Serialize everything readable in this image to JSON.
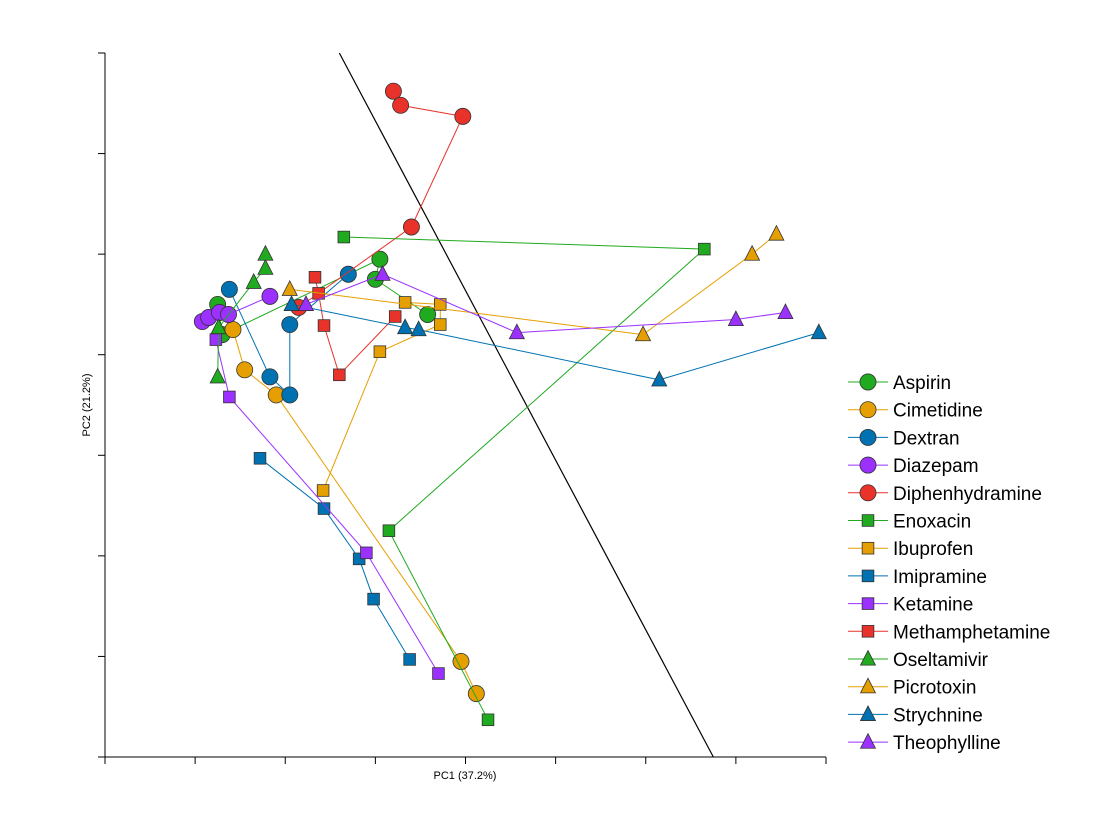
{
  "chart_data": {
    "type": "scatter",
    "title": "",
    "xlabel": "PC1 (37.2%)",
    "ylabel": "PC2 (21.2%)",
    "xlim": [
      0,
      8
    ],
    "ylim": [
      0,
      7
    ],
    "x_ticks": [
      0,
      1,
      2,
      3,
      4,
      5,
      6,
      7,
      8
    ],
    "y_ticks": [
      0,
      1,
      2,
      3,
      4,
      5,
      6,
      7
    ],
    "tick_labels_shown": false,
    "grid": false,
    "legend_position": "right",
    "separator_line": [
      [
        2.6,
        7.0
      ],
      [
        6.75,
        0.0
      ]
    ],
    "series": [
      {
        "name": "Aspirin",
        "color": "#1faa1f",
        "marker": "circle",
        "points": [
          [
            1.25,
            4.5
          ],
          [
            1.3,
            4.2
          ],
          [
            3.05,
            4.95
          ],
          [
            3.0,
            4.75
          ],
          [
            3.58,
            4.4
          ]
        ]
      },
      {
        "name": "Cimetidine",
        "color": "#e69f00",
        "marker": "circle",
        "points": [
          [
            1.42,
            4.25
          ],
          [
            1.55,
            3.85
          ],
          [
            1.9,
            3.6
          ],
          [
            3.95,
            0.95
          ],
          [
            4.12,
            0.63
          ]
        ]
      },
      {
        "name": "Dextran",
        "color": "#0072b2",
        "marker": "circle",
        "points": [
          [
            1.38,
            4.65
          ],
          [
            1.83,
            3.78
          ],
          [
            2.05,
            3.6
          ],
          [
            2.05,
            4.3
          ],
          [
            2.7,
            4.8
          ]
        ]
      },
      {
        "name": "Diazepam",
        "color": "#9b30ff",
        "marker": "circle",
        "points": [
          [
            1.08,
            4.33
          ],
          [
            1.15,
            4.37
          ],
          [
            1.27,
            4.42
          ],
          [
            1.37,
            4.4
          ],
          [
            1.83,
            4.58
          ]
        ]
      },
      {
        "name": "Diphenhydramine",
        "color": "#e8322a",
        "marker": "circle",
        "points": [
          [
            3.2,
            6.62
          ],
          [
            3.28,
            6.48
          ],
          [
            3.97,
            6.37
          ],
          [
            3.4,
            5.27
          ],
          [
            2.15,
            4.47
          ]
        ]
      },
      {
        "name": "Enoxacin",
        "color": "#1faa1f",
        "marker": "square",
        "points": [
          [
            2.65,
            5.17
          ],
          [
            6.65,
            5.05
          ],
          [
            3.15,
            2.25
          ],
          [
            4.25,
            0.37
          ]
        ]
      },
      {
        "name": "Ibuprofen",
        "color": "#e69f00",
        "marker": "square",
        "points": [
          [
            3.33,
            4.52
          ],
          [
            3.72,
            4.5
          ],
          [
            3.72,
            4.3
          ],
          [
            3.05,
            4.03
          ],
          [
            2.42,
            2.65
          ]
        ]
      },
      {
        "name": "Imipramine",
        "color": "#0072b2",
        "marker": "square",
        "points": [
          [
            1.72,
            2.97
          ],
          [
            2.43,
            2.47
          ],
          [
            2.82,
            1.97
          ],
          [
            2.98,
            1.57
          ],
          [
            3.38,
            0.97
          ]
        ]
      },
      {
        "name": "Ketamine",
        "color": "#9b30ff",
        "marker": "square",
        "points": [
          [
            1.23,
            4.15
          ],
          [
            1.38,
            3.58
          ],
          [
            2.9,
            2.03
          ],
          [
            3.7,
            0.83
          ]
        ]
      },
      {
        "name": "Methamphetamine",
        "color": "#e8322a",
        "marker": "square",
        "points": [
          [
            2.33,
            4.77
          ],
          [
            2.37,
            4.61
          ],
          [
            2.43,
            4.29
          ],
          [
            2.6,
            3.8
          ],
          [
            3.22,
            4.38
          ]
        ]
      },
      {
        "name": "Oseltamivir",
        "color": "#1faa1f",
        "marker": "triangle",
        "points": [
          [
            1.25,
            3.78
          ],
          [
            1.26,
            4.27
          ],
          [
            1.65,
            4.72
          ],
          [
            1.78,
            4.86
          ],
          [
            1.78,
            5.0
          ]
        ]
      },
      {
        "name": "Picrotoxin",
        "color": "#e69f00",
        "marker": "triangle",
        "points": [
          [
            2.05,
            4.65
          ],
          [
            5.97,
            4.2
          ],
          [
            7.18,
            5.0
          ],
          [
            7.45,
            5.2
          ]
        ]
      },
      {
        "name": "Strychnine",
        "color": "#0072b2",
        "marker": "triangle",
        "points": [
          [
            2.07,
            4.5
          ],
          [
            3.33,
            4.27
          ],
          [
            3.48,
            4.25
          ],
          [
            6.15,
            3.75
          ],
          [
            7.92,
            4.22
          ]
        ]
      },
      {
        "name": "Theophylline",
        "color": "#9b30ff",
        "marker": "triangle",
        "points": [
          [
            2.23,
            4.5
          ],
          [
            3.08,
            4.8
          ],
          [
            4.57,
            4.22
          ],
          [
            7.0,
            4.35
          ],
          [
            7.55,
            4.42
          ]
        ]
      }
    ]
  }
}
####
Problem to work on | A faithful transcription of the material, with no pictures, is the expected result.

Reply |
Serialize everything readable in this image to JSON.
{
  "chart_data": {
    "type": "scatter",
    "title": "",
    "xlabel": "PC1 (37.2%)",
    "ylabel": "PC2 (21.2%)",
    "xlim": [
      0,
      8
    ],
    "ylim": [
      0,
      7
    ],
    "x_ticks": [
      0,
      1,
      2,
      3,
      4,
      5,
      6,
      7,
      8
    ],
    "y_ticks": [
      0,
      1,
      2,
      3,
      4,
      5,
      6,
      7
    ],
    "tick_labels_shown": false,
    "grid": false,
    "legend_position": "right",
    "separator_line": [
      [
        2.6,
        7.0
      ],
      [
        6.75,
        0.0
      ]
    ],
    "series": [
      {
        "name": "Aspirin",
        "color": "#1faa1f",
        "marker": "circle",
        "points": [
          [
            1.25,
            4.5
          ],
          [
            1.3,
            4.2
          ],
          [
            3.05,
            4.95
          ],
          [
            3.0,
            4.75
          ],
          [
            3.58,
            4.4
          ]
        ]
      },
      {
        "name": "Cimetidine",
        "color": "#e69f00",
        "marker": "circle",
        "points": [
          [
            1.42,
            4.25
          ],
          [
            1.55,
            3.85
          ],
          [
            1.9,
            3.6
          ],
          [
            3.95,
            0.95
          ],
          [
            4.12,
            0.63
          ]
        ]
      },
      {
        "name": "Dextran",
        "color": "#0072b2",
        "marker": "circle",
        "points": [
          [
            1.38,
            4.65
          ],
          [
            1.83,
            3.78
          ],
          [
            2.05,
            3.6
          ],
          [
            2.05,
            4.3
          ],
          [
            2.7,
            4.8
          ]
        ]
      },
      {
        "name": "Diazepam",
        "color": "#9b30ff",
        "marker": "circle",
        "points": [
          [
            1.08,
            4.33
          ],
          [
            1.15,
            4.37
          ],
          [
            1.27,
            4.42
          ],
          [
            1.37,
            4.4
          ],
          [
            1.83,
            4.58
          ]
        ]
      },
      {
        "name": "Diphenhydramine",
        "color": "#e8322a",
        "marker": "circle",
        "points": [
          [
            3.2,
            6.62
          ],
          [
            3.28,
            6.48
          ],
          [
            3.97,
            6.37
          ],
          [
            3.4,
            5.27
          ],
          [
            2.15,
            4.47
          ]
        ]
      },
      {
        "name": "Enoxacin",
        "color": "#1faa1f",
        "marker": "square",
        "points": [
          [
            2.65,
            5.17
          ],
          [
            6.65,
            5.05
          ],
          [
            3.15,
            2.25
          ],
          [
            4.25,
            0.37
          ]
        ]
      },
      {
        "name": "Ibuprofen",
        "color": "#e69f00",
        "marker": "square",
        "points": [
          [
            3.33,
            4.52
          ],
          [
            3.72,
            4.5
          ],
          [
            3.72,
            4.3
          ],
          [
            3.05,
            4.03
          ],
          [
            2.42,
            2.65
          ]
        ]
      },
      {
        "name": "Imipramine",
        "color": "#0072b2",
        "marker": "square",
        "points": [
          [
            1.72,
            2.97
          ],
          [
            2.43,
            2.47
          ],
          [
            2.82,
            1.97
          ],
          [
            2.98,
            1.57
          ],
          [
            3.38,
            0.97
          ]
        ]
      },
      {
        "name": "Ketamine",
        "color": "#9b30ff",
        "marker": "square",
        "points": [
          [
            1.23,
            4.15
          ],
          [
            1.38,
            3.58
          ],
          [
            2.9,
            2.03
          ],
          [
            3.7,
            0.83
          ]
        ]
      },
      {
        "name": "Methamphetamine",
        "color": "#e8322a",
        "marker": "square",
        "points": [
          [
            2.33,
            4.77
          ],
          [
            2.37,
            4.61
          ],
          [
            2.43,
            4.29
          ],
          [
            2.6,
            3.8
          ],
          [
            3.22,
            4.38
          ]
        ]
      },
      {
        "name": "Oseltamivir",
        "color": "#1faa1f",
        "marker": "triangle",
        "points": [
          [
            1.25,
            3.78
          ],
          [
            1.26,
            4.27
          ],
          [
            1.65,
            4.72
          ],
          [
            1.78,
            4.86
          ],
          [
            1.78,
            5.0
          ]
        ]
      },
      {
        "name": "Picrotoxin",
        "color": "#e69f00",
        "marker": "triangle",
        "points": [
          [
            2.05,
            4.65
          ],
          [
            5.97,
            4.2
          ],
          [
            7.18,
            5.0
          ],
          [
            7.45,
            5.2
          ]
        ]
      },
      {
        "name": "Strychnine",
        "color": "#0072b2",
        "marker": "triangle",
        "points": [
          [
            2.07,
            4.5
          ],
          [
            3.33,
            4.27
          ],
          [
            3.48,
            4.25
          ],
          [
            6.15,
            3.75
          ],
          [
            7.92,
            4.22
          ]
        ]
      },
      {
        "name": "Theophylline",
        "color": "#9b30ff",
        "marker": "triangle",
        "points": [
          [
            2.23,
            4.5
          ],
          [
            3.08,
            4.8
          ],
          [
            4.57,
            4.22
          ],
          [
            7.0,
            4.35
          ],
          [
            7.55,
            4.42
          ]
        ]
      }
    ]
  }
}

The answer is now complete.